WHAT TO PRODUCE: Will you print the material below without altering a single character?
■ ■ ■
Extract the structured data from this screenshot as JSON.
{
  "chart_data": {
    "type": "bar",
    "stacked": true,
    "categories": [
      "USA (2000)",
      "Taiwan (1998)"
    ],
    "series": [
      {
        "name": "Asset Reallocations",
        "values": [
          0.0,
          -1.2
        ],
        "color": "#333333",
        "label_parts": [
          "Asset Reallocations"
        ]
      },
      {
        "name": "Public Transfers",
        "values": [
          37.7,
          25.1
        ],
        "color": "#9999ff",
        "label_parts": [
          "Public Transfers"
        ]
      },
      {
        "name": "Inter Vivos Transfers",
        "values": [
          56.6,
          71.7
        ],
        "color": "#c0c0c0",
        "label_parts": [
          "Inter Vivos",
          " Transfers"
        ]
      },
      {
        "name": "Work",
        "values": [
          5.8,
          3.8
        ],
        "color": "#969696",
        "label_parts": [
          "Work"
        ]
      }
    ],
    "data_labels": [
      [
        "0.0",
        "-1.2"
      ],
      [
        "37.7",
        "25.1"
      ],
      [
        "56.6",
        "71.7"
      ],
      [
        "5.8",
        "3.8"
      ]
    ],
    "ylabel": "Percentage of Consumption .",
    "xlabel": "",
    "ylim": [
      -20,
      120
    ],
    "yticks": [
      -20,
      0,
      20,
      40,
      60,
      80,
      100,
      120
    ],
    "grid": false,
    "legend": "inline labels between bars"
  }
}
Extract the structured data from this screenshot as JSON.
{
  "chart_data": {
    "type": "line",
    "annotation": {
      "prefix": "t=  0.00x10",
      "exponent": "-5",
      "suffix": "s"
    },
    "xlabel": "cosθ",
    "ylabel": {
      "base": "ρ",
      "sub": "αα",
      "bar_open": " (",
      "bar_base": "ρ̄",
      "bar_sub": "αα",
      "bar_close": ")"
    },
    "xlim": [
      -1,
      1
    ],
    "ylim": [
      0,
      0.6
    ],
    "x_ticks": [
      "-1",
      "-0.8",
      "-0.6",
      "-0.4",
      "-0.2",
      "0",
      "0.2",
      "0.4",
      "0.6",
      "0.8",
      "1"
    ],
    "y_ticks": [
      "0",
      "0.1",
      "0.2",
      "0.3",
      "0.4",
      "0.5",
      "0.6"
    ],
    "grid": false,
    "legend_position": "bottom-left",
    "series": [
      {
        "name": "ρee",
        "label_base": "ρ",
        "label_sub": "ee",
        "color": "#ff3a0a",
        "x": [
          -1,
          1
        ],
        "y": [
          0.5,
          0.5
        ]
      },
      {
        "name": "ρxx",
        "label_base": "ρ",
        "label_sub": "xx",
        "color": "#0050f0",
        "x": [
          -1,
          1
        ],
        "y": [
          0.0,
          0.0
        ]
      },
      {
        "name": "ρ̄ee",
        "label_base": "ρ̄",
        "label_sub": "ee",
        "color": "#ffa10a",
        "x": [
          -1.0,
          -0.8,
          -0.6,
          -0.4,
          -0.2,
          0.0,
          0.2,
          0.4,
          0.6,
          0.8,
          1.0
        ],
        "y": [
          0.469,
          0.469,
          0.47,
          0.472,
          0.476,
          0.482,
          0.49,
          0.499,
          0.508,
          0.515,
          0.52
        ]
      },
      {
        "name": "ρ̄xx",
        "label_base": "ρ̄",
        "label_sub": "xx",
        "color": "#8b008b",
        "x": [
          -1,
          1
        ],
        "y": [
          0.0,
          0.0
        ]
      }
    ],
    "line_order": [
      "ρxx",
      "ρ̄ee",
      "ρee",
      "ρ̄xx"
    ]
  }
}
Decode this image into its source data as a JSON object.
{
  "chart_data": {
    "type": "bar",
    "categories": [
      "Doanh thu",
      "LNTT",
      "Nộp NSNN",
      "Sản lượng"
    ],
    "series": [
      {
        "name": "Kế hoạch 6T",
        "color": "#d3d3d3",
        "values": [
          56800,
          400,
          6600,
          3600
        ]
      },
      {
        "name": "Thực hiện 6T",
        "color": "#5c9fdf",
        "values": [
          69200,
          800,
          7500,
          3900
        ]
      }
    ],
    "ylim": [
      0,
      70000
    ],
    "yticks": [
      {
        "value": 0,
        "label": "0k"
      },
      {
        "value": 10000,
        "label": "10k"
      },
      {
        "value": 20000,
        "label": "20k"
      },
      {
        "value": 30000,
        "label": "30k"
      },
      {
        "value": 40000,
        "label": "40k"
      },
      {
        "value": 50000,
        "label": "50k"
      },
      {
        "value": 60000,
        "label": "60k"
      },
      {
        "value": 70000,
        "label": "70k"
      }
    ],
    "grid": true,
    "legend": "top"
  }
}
■ ■ ■
SOLUTION TO THE PROBLEM:
Extract the structured data from this screenshot as JSON.
{
  "chart_data": {
    "type": "bar",
    "stacked": true,
    "categories": [
      "USA (2000)",
      "Taiwan (1998)"
    ],
    "series": [
      {
        "name": "Asset Reallocations",
        "values": [
          0.0,
          -1.2
        ],
        "color": "#333333",
        "label_parts": [
          "Asset Reallocations"
        ]
      },
      {
        "name": "Public Transfers",
        "values": [
          37.7,
          25.1
        ],
        "color": "#9999ff",
        "label_parts": [
          "Public Transfers"
        ]
      },
      {
        "name": "Inter Vivos Transfers",
        "values": [
          56.6,
          71.7
        ],
        "color": "#c0c0c0",
        "label_parts": [
          "Inter Vivos",
          " Transfers"
        ]
      },
      {
        "name": "Work",
        "values": [
          5.8,
          3.8
        ],
        "color": "#969696",
        "label_parts": [
          "Work"
        ]
      }
    ],
    "data_labels": [
      [
        "0.0",
        "-1.2"
      ],
      [
        "37.7",
        "25.1"
      ],
      [
        "56.6",
        "71.7"
      ],
      [
        "5.8",
        "3.8"
      ]
    ],
    "ylabel": "Percentage of Consumption .",
    "xlabel": "",
    "ylim": [
      -20,
      120
    ],
    "yticks": [
      -20,
      0,
      20,
      40,
      60,
      80,
      100,
      120
    ],
    "grid": false,
    "legend": "inline labels between bars"
  }
}
Extract the structured data from this screenshot as JSON.
{
  "chart_data": {
    "type": "line",
    "annotation": {
      "prefix": "t=  0.00x10",
      "exponent": "-5",
      "suffix": "s"
    },
    "xlabel": "cosθ",
    "ylabel": {
      "base": "ρ",
      "sub": "αα",
      "bar_open": " (",
      "bar_base": "ρ̄",
      "bar_sub": "αα",
      "bar_close": ")"
    },
    "xlim": [
      -1,
      1
    ],
    "ylim": [
      0,
      0.6
    ],
    "x_ticks": [
      "-1",
      "-0.8",
      "-0.6",
      "-0.4",
      "-0.2",
      "0",
      "0.2",
      "0.4",
      "0.6",
      "0.8",
      "1"
    ],
    "y_ticks": [
      "0",
      "0.1",
      "0.2",
      "0.3",
      "0.4",
      "0.5",
      "0.6"
    ],
    "grid": false,
    "legend_position": "bottom-left",
    "series": [
      {
        "name": "ρee",
        "label_base": "ρ",
        "label_sub": "ee",
        "color": "#ff3a0a",
        "x": [
          -1,
          1
        ],
        "y": [
          0.5,
          0.5
        ]
      },
      {
        "name": "ρxx",
        "label_base": "ρ",
        "label_sub": "xx",
        "color": "#0050f0",
        "x": [
          -1,
          1
        ],
        "y": [
          0.0,
          0.0
        ]
      },
      {
        "name": "ρ̄ee",
        "label_base": "ρ̄",
        "label_sub": "ee",
        "color": "#ffa10a",
        "x": [
          -1.0,
          -0.8,
          -0.6,
          -0.4,
          -0.2,
          0.0,
          0.2,
          0.4,
          0.6,
          0.8,
          1.0
        ],
        "y": [
          0.469,
          0.469,
          0.47,
          0.472,
          0.476,
          0.482,
          0.49,
          0.499,
          0.508,
          0.515,
          0.52
        ]
      },
      {
        "name": "ρ̄xx",
        "label_base": "ρ̄",
        "label_sub": "xx",
        "color": "#8b008b",
        "x": [
          -1,
          1
        ],
        "y": [
          0.0,
          0.0
        ]
      }
    ],
    "line_order": [
      "ρxx",
      "ρ̄ee",
      "ρee",
      "ρ̄xx"
    ]
  }
}
Decode this image into its source data as a JSON object.
{
  "chart_data": {
    "type": "bar",
    "categories": [
      "Doanh thu",
      "LNTT",
      "Nộp NSNN",
      "Sản lượng"
    ],
    "series": [
      {
        "name": "Kế hoạch 6T",
        "color": "#d3d3d3",
        "values": [
          56800,
          400,
          6600,
          3600
        ]
      },
      {
        "name": "Thực hiện 6T",
        "color": "#5c9fdf",
        "values": [
          69200,
          800,
          7500,
          3900
        ]
      }
    ],
    "ylim": [
      0,
      70000
    ],
    "yticks": [
      {
        "value": 0,
        "label": "0k"
      },
      {
        "value": 10000,
        "label": "10k"
      },
      {
        "value": 20000,
        "label": "20k"
      },
      {
        "value": 30000,
        "label": "30k"
      },
      {
        "value": 40000,
        "label": "40k"
      },
      {
        "value": 50000,
        "label": "50k"
      },
      {
        "value": 60000,
        "label": "60k"
      },
      {
        "value": 70000,
        "label": "70k"
      }
    ],
    "grid": true,
    "legend": "top"
  }
}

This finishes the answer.